_A run of records_
====================
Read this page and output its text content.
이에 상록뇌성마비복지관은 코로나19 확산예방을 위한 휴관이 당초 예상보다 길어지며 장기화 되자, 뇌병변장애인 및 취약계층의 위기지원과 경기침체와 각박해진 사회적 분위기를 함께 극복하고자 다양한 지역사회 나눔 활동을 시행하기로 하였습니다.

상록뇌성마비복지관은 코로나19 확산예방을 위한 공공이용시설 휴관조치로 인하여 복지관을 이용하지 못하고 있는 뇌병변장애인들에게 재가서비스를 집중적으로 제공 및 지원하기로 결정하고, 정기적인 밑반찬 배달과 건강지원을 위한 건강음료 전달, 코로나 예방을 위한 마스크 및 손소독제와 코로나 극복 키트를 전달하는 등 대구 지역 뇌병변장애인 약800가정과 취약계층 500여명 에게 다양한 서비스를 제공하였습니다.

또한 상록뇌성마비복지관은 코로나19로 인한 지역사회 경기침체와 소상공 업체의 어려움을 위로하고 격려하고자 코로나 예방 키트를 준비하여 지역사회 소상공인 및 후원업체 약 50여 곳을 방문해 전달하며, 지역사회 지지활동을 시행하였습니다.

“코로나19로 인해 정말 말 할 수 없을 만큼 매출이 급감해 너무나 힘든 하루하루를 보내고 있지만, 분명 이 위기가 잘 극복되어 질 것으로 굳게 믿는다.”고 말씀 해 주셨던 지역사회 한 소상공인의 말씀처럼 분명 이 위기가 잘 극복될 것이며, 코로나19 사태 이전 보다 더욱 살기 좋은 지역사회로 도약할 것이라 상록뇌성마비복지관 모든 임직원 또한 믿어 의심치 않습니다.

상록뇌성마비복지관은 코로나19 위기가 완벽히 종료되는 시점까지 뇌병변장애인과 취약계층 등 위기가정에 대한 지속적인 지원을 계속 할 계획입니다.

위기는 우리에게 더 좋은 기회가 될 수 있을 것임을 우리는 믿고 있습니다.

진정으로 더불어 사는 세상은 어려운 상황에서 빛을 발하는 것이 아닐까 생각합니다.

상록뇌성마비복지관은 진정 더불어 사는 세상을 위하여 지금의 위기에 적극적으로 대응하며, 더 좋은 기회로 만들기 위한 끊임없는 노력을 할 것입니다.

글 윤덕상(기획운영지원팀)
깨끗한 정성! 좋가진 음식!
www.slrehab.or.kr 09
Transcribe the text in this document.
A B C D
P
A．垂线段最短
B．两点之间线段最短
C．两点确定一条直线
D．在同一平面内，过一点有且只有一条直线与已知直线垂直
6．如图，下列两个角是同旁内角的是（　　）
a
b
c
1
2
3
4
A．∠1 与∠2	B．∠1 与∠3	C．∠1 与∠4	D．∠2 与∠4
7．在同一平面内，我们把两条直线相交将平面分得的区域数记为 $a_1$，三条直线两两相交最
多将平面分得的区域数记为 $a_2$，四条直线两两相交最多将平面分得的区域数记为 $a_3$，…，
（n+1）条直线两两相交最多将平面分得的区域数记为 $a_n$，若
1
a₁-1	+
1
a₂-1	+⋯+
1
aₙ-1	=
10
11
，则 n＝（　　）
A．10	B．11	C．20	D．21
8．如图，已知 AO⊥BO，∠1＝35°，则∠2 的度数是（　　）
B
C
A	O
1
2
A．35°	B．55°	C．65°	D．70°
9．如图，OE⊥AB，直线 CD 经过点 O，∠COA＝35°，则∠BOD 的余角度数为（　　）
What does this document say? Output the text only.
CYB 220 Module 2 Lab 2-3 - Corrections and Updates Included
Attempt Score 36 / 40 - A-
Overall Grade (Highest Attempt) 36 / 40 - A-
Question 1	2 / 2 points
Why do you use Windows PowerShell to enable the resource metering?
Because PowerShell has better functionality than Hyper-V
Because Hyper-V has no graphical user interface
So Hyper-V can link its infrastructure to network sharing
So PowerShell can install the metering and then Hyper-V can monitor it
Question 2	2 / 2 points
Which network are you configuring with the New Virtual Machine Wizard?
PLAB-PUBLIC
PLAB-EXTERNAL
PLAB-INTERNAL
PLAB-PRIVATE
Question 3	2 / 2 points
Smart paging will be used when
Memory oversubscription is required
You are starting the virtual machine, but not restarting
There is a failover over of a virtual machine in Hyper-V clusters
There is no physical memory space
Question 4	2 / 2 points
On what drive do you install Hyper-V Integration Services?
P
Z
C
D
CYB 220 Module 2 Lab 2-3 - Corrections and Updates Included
====================
_Work instructions_
Print exactly the lines from the one with "Transcribe the text in this document." through the end of the data, inclusive.

_Answer to the problem_
Transcribe the text in this document.
A B C D
P
A．垂线段最短
B．两点之间线段最短
C．两点确定一条直线
D．在同一平面内，过一点有且只有一条直线与已知直线垂直
6．如图，下列两个角是同旁内角的是（　　）
a
b
c
1
2
3
4
A．∠1 与∠2	B．∠1 与∠3	C．∠1 与∠4	D．∠2 与∠4
7．在同一平面内，我们把两条直线相交将平面分得的区域数记为 $a_1$，三条直线两两相交最
多将平面分得的区域数记为 $a_2$，四条直线两两相交最多将平面分得的区域数记为 $a_3$，…，
（n+1）条直线两两相交最多将平面分得的区域数记为 $a_n$，若
1
a₁-1	+
1
a₂-1	+⋯+
1
aₙ-1	=
10
11
，则 n＝（　　）
A．10	B．11	C．20	D．21
8．如图，已知 AO⊥BO，∠1＝35°，则∠2 的度数是（　　）
B
C
A	O
1
2
A．35°	B．55°	C．65°	D．70°
9．如图，OE⊥AB，直线 CD 经过点 O，∠COA＝35°，则∠BOD 的余角度数为（　　）
What does this document say? Output the text only.
CYB 220 Module 2 Lab 2-3 - Corrections and Updates Included
Attempt Score 36 / 40 - A-
Overall Grade (Highest Attempt) 36 / 40 - A-
Question 1	2 / 2 points
Why do you use Windows PowerShell to enable the resource metering?
Because PowerShell has better functionality than Hyper-V
Because Hyper-V has no graphical user interface
So Hyper-V can link its infrastructure to network sharing
So PowerShell can install the metering and then Hyper-V can monitor it
Question 2	2 / 2 points
Which network are you configuring with the New Virtual Machine Wizard?
PLAB-PUBLIC
PLAB-EXTERNAL
PLAB-INTERNAL
PLAB-PRIVATE
Question 3	2 / 2 points
Smart paging will be used when
Memory oversubscription is required
You are starting the virtual machine, but not restarting
There is a failover over of a virtual machine in Hyper-V clusters
There is no physical memory space
Question 4	2 / 2 points
On what drive do you install Hyper-V Integration Services?
P
Z
C
D
CYB 220 Module 2 Lab 2-3 - Corrections and Updates Included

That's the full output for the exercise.